▶ _WRITTEN TASK_
Repeat the records below exactly as they appear.

[Data extracted from a collection]
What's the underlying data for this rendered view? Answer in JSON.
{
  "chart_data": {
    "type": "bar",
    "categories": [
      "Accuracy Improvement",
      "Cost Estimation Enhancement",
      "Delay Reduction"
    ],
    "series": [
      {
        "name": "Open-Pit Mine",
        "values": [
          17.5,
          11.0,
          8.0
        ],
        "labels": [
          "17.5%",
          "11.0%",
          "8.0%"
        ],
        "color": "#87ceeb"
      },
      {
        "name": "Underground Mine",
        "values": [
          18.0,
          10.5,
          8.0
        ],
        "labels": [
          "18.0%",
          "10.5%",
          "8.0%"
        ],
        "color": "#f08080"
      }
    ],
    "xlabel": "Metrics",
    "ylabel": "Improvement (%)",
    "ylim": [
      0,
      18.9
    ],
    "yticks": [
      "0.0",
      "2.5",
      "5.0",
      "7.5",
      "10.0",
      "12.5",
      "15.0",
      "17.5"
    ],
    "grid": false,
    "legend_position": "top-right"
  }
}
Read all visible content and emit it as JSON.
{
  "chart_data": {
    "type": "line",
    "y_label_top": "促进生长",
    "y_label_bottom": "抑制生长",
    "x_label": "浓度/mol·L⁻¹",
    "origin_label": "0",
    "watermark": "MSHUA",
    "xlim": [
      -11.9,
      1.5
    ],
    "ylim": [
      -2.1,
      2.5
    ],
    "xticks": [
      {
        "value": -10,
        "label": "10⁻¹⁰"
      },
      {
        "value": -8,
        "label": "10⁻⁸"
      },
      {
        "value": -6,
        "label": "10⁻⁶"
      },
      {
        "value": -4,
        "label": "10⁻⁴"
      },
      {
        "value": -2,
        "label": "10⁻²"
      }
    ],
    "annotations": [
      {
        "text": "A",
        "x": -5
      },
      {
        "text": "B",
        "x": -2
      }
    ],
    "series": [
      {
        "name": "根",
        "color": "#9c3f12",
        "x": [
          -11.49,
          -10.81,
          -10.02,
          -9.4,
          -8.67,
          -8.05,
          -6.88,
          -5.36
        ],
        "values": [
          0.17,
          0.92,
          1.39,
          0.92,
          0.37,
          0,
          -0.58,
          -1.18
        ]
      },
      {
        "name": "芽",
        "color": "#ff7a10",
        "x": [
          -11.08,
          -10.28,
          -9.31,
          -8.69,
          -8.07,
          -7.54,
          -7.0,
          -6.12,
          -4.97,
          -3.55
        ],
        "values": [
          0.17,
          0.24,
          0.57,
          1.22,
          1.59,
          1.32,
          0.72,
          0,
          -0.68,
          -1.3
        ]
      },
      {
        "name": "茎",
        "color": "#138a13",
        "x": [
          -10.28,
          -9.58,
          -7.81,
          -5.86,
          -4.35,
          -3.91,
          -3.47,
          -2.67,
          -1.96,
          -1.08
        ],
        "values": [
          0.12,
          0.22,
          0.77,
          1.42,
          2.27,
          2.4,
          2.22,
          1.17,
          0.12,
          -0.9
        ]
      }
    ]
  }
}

▶ _OUTPUT_
What's the underlying data for this rendered view? Answer in JSON.
{
  "chart_data": {
    "type": "bar",
    "categories": [
      "Accuracy Improvement",
      "Cost Estimation Enhancement",
      "Delay Reduction"
    ],
    "series": [
      {
        "name": "Open-Pit Mine",
        "values": [
          17.5,
          11.0,
          8.0
        ],
        "labels": [
          "17.5%",
          "11.0%",
          "8.0%"
        ],
        "color": "#87ceeb"
      },
      {
        "name": "Underground Mine",
        "values": [
          18.0,
          10.5,
          8.0
        ],
        "labels": [
          "18.0%",
          "10.5%",
          "8.0%"
        ],
        "color": "#f08080"
      }
    ],
    "xlabel": "Metrics",
    "ylabel": "Improvement (%)",
    "ylim": [
      0,
      18.9
    ],
    "yticks": [
      "0.0",
      "2.5",
      "5.0",
      "7.5",
      "10.0",
      "12.5",
      "15.0",
      "17.5"
    ],
    "grid": false,
    "legend_position": "top-right"
  }
}
Read all visible content and emit it as JSON.
{
  "chart_data": {
    "type": "line",
    "y_label_top": "促进生长",
    "y_label_bottom": "抑制生长",
    "x_label": "浓度/mol·L⁻¹",
    "origin_label": "0",
    "watermark": "MSHUA",
    "xlim": [
      -11.9,
      1.5
    ],
    "ylim": [
      -2.1,
      2.5
    ],
    "xticks": [
      {
        "value": -10,
        "label": "10⁻¹⁰"
      },
      {
        "value": -8,
        "label": "10⁻⁸"
      },
      {
        "value": -6,
        "label": "10⁻⁶"
      },
      {
        "value": -4,
        "label": "10⁻⁴"
      },
      {
        "value": -2,
        "label": "10⁻²"
      }
    ],
    "annotations": [
      {
        "text": "A",
        "x": -5
      },
      {
        "text": "B",
        "x": -2
      }
    ],
    "series": [
      {
        "name": "根",
        "color": "#9c3f12",
        "x": [
          -11.49,
          -10.81,
          -10.02,
          -9.4,
          -8.67,
          -8.05,
          -6.88,
          -5.36
        ],
        "values": [
          0.17,
          0.92,
          1.39,
          0.92,
          0.37,
          0,
          -0.58,
          -1.18
        ]
      },
      {
        "name": "芽",
        "color": "#ff7a10",
        "x": [
          -11.08,
          -10.28,
          -9.31,
          -8.69,
          -8.07,
          -7.54,
          -7.0,
          -6.12,
          -4.97,
          -3.55
        ],
        "values": [
          0.17,
          0.24,
          0.57,
          1.22,
          1.59,
          1.32,
          0.72,
          0,
          -0.68,
          -1.3
        ]
      },
      {
        "name": "茎",
        "color": "#138a13",
        "x": [
          -10.28,
          -9.58,
          -7.81,
          -5.86,
          -4.35,
          -3.91,
          -3.47,
          -2.67,
          -1.96,
          -1.08
        ],
        "values": [
          0.12,
          0.22,
          0.77,
          1.42,
          2.27,
          2.4,
          2.22,
          1.17,
          0.12,
          -0.9
        ]
      }
    ]
  }
}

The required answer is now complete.